* [TEXTE EXTRAIT]:
----

Au hasard de l’algorithme de Twitter, je suis récemment tombé sur une vidéo de Charlie Munger. Le genre de vidéo frappante au point qu’on y repense longtemps après. Le comparse de Warren Buffett y parle des siècles passés, du confort de la vie moderne et l’insatisfaction qu’elle suscite. Les implications de ses propos pour nos sociétés m’ont marqué au point que j’ai envie de les partager avec vous.

Pourquoi les enfants gâtés que nous sommes ne sont-ils pas heureux ? Pourquoi, alors qu’autant de progrès ont été effectués les 100 dernières années, beaucoup d’entre nous ont-ils le sentiment de ne pas être nés à la bonne époque ? Pourquoi pensons-nous — contre toute évidence — que le monde est plus dur qu’autrefois ? Tout cela a pour Charlie Munger une cause et une seule : l’envie. Peu importe que notre condition s’améliore, si notre voisin a mieux que nous, nous en souffrons. Cette manière de penser est évidemment un poison ! Malheureusement, des politiciens jouent de ce sentiment instinctif pour favoriser leur propre ascension. Voilà en quelques mots la réflexion de Munger.

À 98 ans, Munger fait encore une fois preuve d’une vivacité et d’une profondeur rare. Et si son secret, c’était justement de s’épargner les aigreurs propres à l’envie ? Il y a de quoi y réfléchir en voyant la vidéo ci-dessous (en anglais, je vous propose une traduction ci-dessous).

Cette vidéo est extraite du meeting annuel 2022 du Daily Journal Corporation, mais — à vrai dire — le contexte importe peu.

Munger répond à une question d’apparence simple : qu’est-ce qui vous inquiète le plus dans les marchés boursiers et à l’inverse, qu’est-ce qui vous rend optimiste ? Nous allons voir que sa réponse dépasse largement le cadre des marchés boursiers :

« Vous devez être optimiste quant à la compétence de notre civilisation technique, mais il y a quelque chose d’intéressant.

Si vous prenez les 100 dernières années, de 1922 à 2022, la plupart de la modernité est apparue au cours de ces 100 années. Prenez ensuite les 100 années précédentes, elles ont aussi amené une autre grande partie de la modernité.

----

* [JEU D'ENREGISTREMENTS]:
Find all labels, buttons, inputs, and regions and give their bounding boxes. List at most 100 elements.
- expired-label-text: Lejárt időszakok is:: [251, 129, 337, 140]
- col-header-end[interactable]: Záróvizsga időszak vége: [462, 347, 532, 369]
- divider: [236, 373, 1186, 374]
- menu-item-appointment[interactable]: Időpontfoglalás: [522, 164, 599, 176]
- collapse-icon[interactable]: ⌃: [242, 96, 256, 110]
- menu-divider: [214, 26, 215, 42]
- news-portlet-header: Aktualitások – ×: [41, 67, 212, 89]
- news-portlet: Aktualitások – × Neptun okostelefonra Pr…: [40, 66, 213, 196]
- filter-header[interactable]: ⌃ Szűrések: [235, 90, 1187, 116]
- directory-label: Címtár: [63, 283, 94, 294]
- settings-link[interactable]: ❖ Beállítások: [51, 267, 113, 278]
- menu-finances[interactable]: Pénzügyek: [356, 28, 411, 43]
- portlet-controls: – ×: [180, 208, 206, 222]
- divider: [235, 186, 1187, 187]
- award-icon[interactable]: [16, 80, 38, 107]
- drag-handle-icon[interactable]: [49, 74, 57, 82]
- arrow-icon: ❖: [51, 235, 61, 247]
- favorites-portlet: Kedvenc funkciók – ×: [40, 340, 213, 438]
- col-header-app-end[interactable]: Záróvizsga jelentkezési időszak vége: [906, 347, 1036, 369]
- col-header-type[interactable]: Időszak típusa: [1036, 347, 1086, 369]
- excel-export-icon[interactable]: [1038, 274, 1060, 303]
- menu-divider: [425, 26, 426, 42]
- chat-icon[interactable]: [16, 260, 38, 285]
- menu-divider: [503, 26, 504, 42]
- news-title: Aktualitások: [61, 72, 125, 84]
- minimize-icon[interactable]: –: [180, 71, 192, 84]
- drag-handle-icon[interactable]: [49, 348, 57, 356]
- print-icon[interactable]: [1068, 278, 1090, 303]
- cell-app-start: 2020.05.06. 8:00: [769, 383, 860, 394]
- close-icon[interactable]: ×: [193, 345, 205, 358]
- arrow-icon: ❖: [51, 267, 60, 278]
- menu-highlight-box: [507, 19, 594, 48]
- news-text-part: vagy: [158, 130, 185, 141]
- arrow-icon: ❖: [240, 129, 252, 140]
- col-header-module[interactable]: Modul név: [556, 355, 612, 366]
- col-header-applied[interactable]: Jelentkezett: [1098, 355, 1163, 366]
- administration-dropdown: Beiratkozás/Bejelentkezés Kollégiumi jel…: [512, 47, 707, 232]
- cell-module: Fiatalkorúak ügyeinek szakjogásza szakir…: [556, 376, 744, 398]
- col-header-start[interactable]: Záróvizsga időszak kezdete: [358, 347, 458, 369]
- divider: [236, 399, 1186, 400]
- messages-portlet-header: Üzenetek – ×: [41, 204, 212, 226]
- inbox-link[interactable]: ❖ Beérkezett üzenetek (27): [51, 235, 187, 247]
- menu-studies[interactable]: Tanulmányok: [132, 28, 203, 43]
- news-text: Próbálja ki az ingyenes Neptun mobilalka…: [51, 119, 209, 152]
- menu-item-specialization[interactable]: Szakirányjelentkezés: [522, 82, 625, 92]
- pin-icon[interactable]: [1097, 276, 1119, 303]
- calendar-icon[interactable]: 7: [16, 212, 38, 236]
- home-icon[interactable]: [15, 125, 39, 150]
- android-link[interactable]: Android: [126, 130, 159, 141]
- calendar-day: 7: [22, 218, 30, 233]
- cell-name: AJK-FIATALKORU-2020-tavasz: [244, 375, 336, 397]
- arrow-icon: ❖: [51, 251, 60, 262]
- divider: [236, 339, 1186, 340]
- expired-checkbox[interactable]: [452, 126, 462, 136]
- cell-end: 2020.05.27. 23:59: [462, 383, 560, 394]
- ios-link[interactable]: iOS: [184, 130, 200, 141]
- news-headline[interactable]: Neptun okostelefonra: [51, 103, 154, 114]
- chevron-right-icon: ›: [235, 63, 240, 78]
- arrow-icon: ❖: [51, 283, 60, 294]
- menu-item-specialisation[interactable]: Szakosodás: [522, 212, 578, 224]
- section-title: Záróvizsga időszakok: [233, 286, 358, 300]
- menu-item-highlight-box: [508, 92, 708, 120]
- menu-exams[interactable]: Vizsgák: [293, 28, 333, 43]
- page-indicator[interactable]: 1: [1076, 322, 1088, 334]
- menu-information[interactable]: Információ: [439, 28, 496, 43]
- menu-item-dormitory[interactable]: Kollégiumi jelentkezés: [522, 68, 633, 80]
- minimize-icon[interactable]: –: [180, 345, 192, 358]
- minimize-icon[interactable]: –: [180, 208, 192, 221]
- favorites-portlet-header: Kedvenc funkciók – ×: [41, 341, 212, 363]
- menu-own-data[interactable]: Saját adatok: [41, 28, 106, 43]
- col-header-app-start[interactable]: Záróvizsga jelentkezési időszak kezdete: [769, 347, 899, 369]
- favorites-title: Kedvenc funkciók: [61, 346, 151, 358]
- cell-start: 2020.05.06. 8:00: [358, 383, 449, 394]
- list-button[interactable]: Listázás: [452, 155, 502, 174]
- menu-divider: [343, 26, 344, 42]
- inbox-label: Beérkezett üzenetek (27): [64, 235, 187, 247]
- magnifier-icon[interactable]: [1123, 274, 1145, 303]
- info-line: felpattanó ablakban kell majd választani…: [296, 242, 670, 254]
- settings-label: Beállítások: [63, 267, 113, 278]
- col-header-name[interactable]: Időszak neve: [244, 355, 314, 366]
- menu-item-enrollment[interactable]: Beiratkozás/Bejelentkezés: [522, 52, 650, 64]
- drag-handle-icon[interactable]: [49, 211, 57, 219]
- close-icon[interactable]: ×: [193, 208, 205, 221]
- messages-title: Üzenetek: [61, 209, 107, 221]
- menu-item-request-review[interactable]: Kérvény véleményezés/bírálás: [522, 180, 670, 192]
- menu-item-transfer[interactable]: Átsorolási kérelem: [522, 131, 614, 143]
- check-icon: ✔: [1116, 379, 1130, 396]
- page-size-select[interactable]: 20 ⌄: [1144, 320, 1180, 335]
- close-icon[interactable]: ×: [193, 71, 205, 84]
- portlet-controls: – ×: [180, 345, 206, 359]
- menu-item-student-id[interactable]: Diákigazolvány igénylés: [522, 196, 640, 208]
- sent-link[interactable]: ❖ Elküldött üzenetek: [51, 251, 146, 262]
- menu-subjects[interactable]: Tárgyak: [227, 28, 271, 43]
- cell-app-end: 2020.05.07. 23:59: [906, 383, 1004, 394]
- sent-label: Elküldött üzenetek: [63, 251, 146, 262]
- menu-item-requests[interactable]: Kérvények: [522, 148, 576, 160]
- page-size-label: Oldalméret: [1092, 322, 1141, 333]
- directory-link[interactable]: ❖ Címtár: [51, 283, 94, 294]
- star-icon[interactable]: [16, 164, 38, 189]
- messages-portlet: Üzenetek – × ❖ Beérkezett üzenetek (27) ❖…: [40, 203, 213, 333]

----

* [TÂCHES]:
**A)** D'après le texte sur Charlie Munger, pourquoi ne sommes-nous pas heureux malgré les progrès ? Répondez en une à trois phrases.
**B)** Répondez aux questions suivantes à partir du texte sur Charlie Munger.
(i) Quel âge a Munger ?
(ii) De quel événement la vidéo est-elle extraite ?
(iii) Quelle question pose-t-on à Munger ?
**C)** Poursuivez le texte sur Charlie Munger en reprenant là où il s'arrête.

* [RÉPONSES RÉDIGÉES]:
**A)** Pour Munger, la seule cause est l'envie. Même si notre condition s'améliore, nous souffrons dès que notre voisin a mieux que nous.

**B)**
(i) Il a 98 ans.
(ii) Elle est extraite du meeting annuel 2022 du Daily Journal Corporation.
(iii) On lui demande ce qui l'inquiète le plus dans les marchés boursiers et, à l'inverse, ce qui le rend optimiste.

**C)**
Avant cela, les choses étaient à peu près les mêmes pendant des milliers d’années. La vie était assez brutale, courte, limitée et tout ce qui s’en suit. Pas d’imprimerie, pas de climatisation, pas de médecine moderne.

Pensez à ce que cela a signifié d’avoir la machine à vapeur, le bateau à vapeur, le chemin de fer, un peu d’amélioration dans l’agriculture et un peu d’amélioration dans la tuyauterie. C’est ce que vous avez obtenu au cours des 100 années qui ont fini en 1922.

Les 100 années suivantes nous ont donné l’électricité largement répandue, la médecine moderne, l’automobile, l’avion, les disques, les films, la climatisation dans le sud...

Pensez à la bénédiction que cela a été. Si vous vouliez trois enfants, vous deviez en avoir six, car trois mouraient en bas âge. C’était nos ancêtres. Pensez à la souffrance de devoir regarder la moitié de vos enfants mourir.

C’est stupéfiant de constater à quel point la civilisation a progressé au cours des 200 dernières années et surtout au cours des 100 dernières années.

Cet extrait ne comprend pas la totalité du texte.